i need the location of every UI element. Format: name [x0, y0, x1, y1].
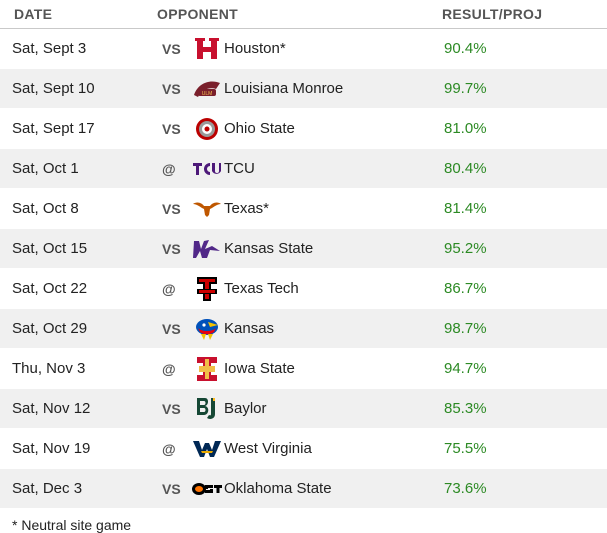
opponent-cell: VS Baylor — [157, 395, 442, 423]
iowa-state-logo-icon — [190, 355, 224, 383]
game-date: Sat, Sept 3 — [12, 40, 87, 57]
opponent-name[interactable]: Houston* — [224, 40, 286, 57]
opponent-cell: VS ULM Louisiana Monroe — [157, 75, 442, 103]
opponent-name[interactable]: Texas Tech — [224, 280, 299, 297]
result-value: 94.7% — [444, 360, 487, 377]
location-label: @ — [162, 280, 176, 297]
date-column-header: DATE — [14, 6, 53, 22]
result-value: 81.0% — [444, 120, 487, 137]
opponent-name[interactable]: Kansas State — [224, 240, 314, 257]
table-row: Sat, Oct 8 VS Texas* 81.4% — [0, 189, 607, 229]
table-row: Sat, Sept 10 VS ULM Louisiana Monroe 99.… — [0, 69, 607, 109]
opponent-name[interactable]: Kansas — [224, 320, 275, 337]
neutral-site-footnote: * Neutral site game — [12, 517, 132, 533]
game-date: Sat, Nov 12 — [12, 400, 91, 417]
location-label: VS — [162, 120, 181, 137]
tcu-logo-icon — [190, 155, 224, 183]
location-label: VS — [162, 200, 181, 217]
svg-text:ULM: ULM — [202, 91, 213, 97]
result-column-header: RESULT/PROJ — [442, 6, 543, 22]
game-date: Sat, Oct 15 — [12, 240, 88, 257]
opponent-name[interactable]: Ohio State — [224, 120, 295, 137]
opponent-cell: VS Oklahoma State — [157, 475, 442, 503]
opponent-cell: @ Iowa State — [157, 355, 442, 383]
oklahoma-state-logo-icon — [190, 475, 224, 503]
opponent-cell: @ West Virginia — [157, 435, 442, 463]
result-value: 81.4% — [444, 200, 487, 217]
result-value: 85.3% — [444, 400, 487, 417]
texas-tech-logo-icon — [190, 275, 224, 303]
table-row: Sat, Sept 3 VS Houston* 90.4% — [0, 29, 607, 69]
kansas-state-logo-icon — [190, 235, 224, 263]
kansas-logo-icon — [190, 315, 224, 343]
location-label: @ — [162, 160, 176, 177]
table-row: Thu, Nov 3 @ Iowa State 94.7% — [0, 349, 607, 389]
game-date: Sat, Oct 1 — [12, 160, 79, 177]
opponent-cell: @ Texas Tech — [157, 275, 442, 303]
location-label: VS — [162, 320, 181, 337]
result-value: 99.7% — [444, 80, 487, 97]
schedule-rows: Sat, Sept 3 VS Houston* 90.4% Sat, Sept … — [0, 29, 607, 509]
texas-logo-icon — [190, 195, 224, 223]
table-row: Sat, Oct 15 VS Kansas State 95.2% — [0, 229, 607, 269]
opponent-name[interactable]: Texas* — [224, 200, 270, 217]
game-date: Sat, Nov 19 — [12, 440, 91, 457]
table-row: Sat, Oct 1 @ TCU 80.4% — [0, 149, 607, 189]
location-label: @ — [162, 360, 176, 377]
result-value: 95.2% — [444, 240, 487, 257]
opponent-cell: VS Houston* — [157, 35, 442, 63]
opponent-name[interactable]: Oklahoma State — [224, 480, 332, 497]
table-row: Sat, Sept 17 VS Ohio State 81.0% — [0, 109, 607, 149]
result-value: 90.4% — [444, 40, 487, 57]
opponent-cell: VS Kansas State — [157, 235, 442, 263]
game-date: Sat, Oct 29 — [12, 320, 88, 337]
houston-logo-icon — [190, 35, 224, 63]
ohio-state-logo-icon — [190, 115, 224, 143]
game-date: Sat, Oct 8 — [12, 200, 79, 217]
table-header: DATE OPPONENT RESULT/PROJ — [0, 0, 607, 29]
opponent-name[interactable]: TCU — [224, 160, 255, 177]
table-row: Sat, Nov 12 VS Baylor 85.3% — [0, 389, 607, 429]
game-date: Sat, Oct 22 — [12, 280, 88, 297]
result-value: 86.7% — [444, 280, 487, 297]
opponent-column-header: OPPONENT — [157, 6, 238, 22]
opponent-cell: VS Kansas — [157, 315, 442, 343]
ulm-logo-icon: ULM — [190, 75, 224, 103]
game-date: Sat, Dec 3 — [12, 480, 83, 497]
table-row: Sat, Oct 29 VS Kansas 98.7% — [0, 309, 607, 349]
opponent-cell: VS Ohio State — [157, 115, 442, 143]
opponent-cell: VS Texas* — [157, 195, 442, 223]
table-row: Sat, Oct 22 @ Texas Tech 86.7% — [0, 269, 607, 309]
result-value: 80.4% — [444, 160, 487, 177]
location-label: @ — [162, 440, 176, 457]
result-value: 75.5% — [444, 440, 487, 457]
location-label: VS — [162, 480, 181, 497]
game-date: Sat, Sept 17 — [12, 120, 95, 137]
table-row: Sat, Nov 19 @ West Virginia 75.5% — [0, 429, 607, 469]
west-virginia-logo-icon — [190, 435, 224, 463]
location-label: VS — [162, 240, 181, 257]
opponent-name[interactable]: Baylor — [224, 400, 267, 417]
game-date: Sat, Sept 10 — [12, 80, 95, 97]
table-row: Sat, Dec 3 VS Oklahoma State 73.6% — [0, 469, 607, 509]
opponent-cell: @ TCU — [157, 155, 442, 183]
result-value: 73.6% — [444, 480, 487, 497]
opponent-name[interactable]: Louisiana Monroe — [224, 80, 344, 97]
location-label: VS — [162, 80, 181, 97]
location-label: VS — [162, 40, 181, 57]
game-date: Thu, Nov 3 — [12, 360, 86, 377]
location-label: VS — [162, 400, 181, 417]
baylor-logo-icon — [190, 395, 224, 423]
opponent-name[interactable]: West Virginia — [224, 440, 312, 457]
opponent-name[interactable]: Iowa State — [224, 360, 295, 377]
result-value: 98.7% — [444, 320, 487, 337]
────────────────
- **Goal**
Echo the lines of the listing above from the line with "opponent-cell: VS Baylor" up to and including the line with "game-date: Sat, Oct 15 — [12, 240, 88, 257]".

- **Full output**
opponent-cell: VS Baylor — [157, 395, 442, 423]
iowa-state-logo-icon — [190, 355, 224, 383]
game-date: Sat, Sept 3 — [12, 40, 87, 57]
opponent-name[interactable]: Houston* — [224, 40, 286, 57]
opponent-cell: VS ULM Louisiana Monroe — [157, 75, 442, 103]
opponent-name[interactable]: Texas Tech — [224, 280, 299, 297]
result-value: 94.7% — [444, 360, 487, 377]
location-label: @ — [162, 280, 176, 297]
date-column-header: DATE — [14, 6, 53, 22]
result-value: 81.0% — [444, 120, 487, 137]
opponent-name[interactable]: Kansas State — [224, 240, 314, 257]
table-row: Sat, Oct 8 VS Texas* 81.4% — [0, 189, 607, 229]
table-row: Sat, Sept 10 VS ULM Louisiana Monroe 99.… — [0, 69, 607, 109]
opponent-name[interactable]: Kansas — [224, 320, 275, 337]
neutral-site-footnote: * Neutral site game — [12, 517, 132, 533]
game-date: Sat, Nov 12 — [12, 400, 91, 417]
location-label: VS — [162, 120, 181, 137]
tcu-logo-icon — [190, 155, 224, 183]
location-label: VS — [162, 200, 181, 217]
svg-text:ULM: ULM — [202, 91, 213, 97]
result-column-header: RESULT/PROJ — [442, 6, 543, 22]
game-date: Sat, Oct 15 — [12, 240, 88, 257]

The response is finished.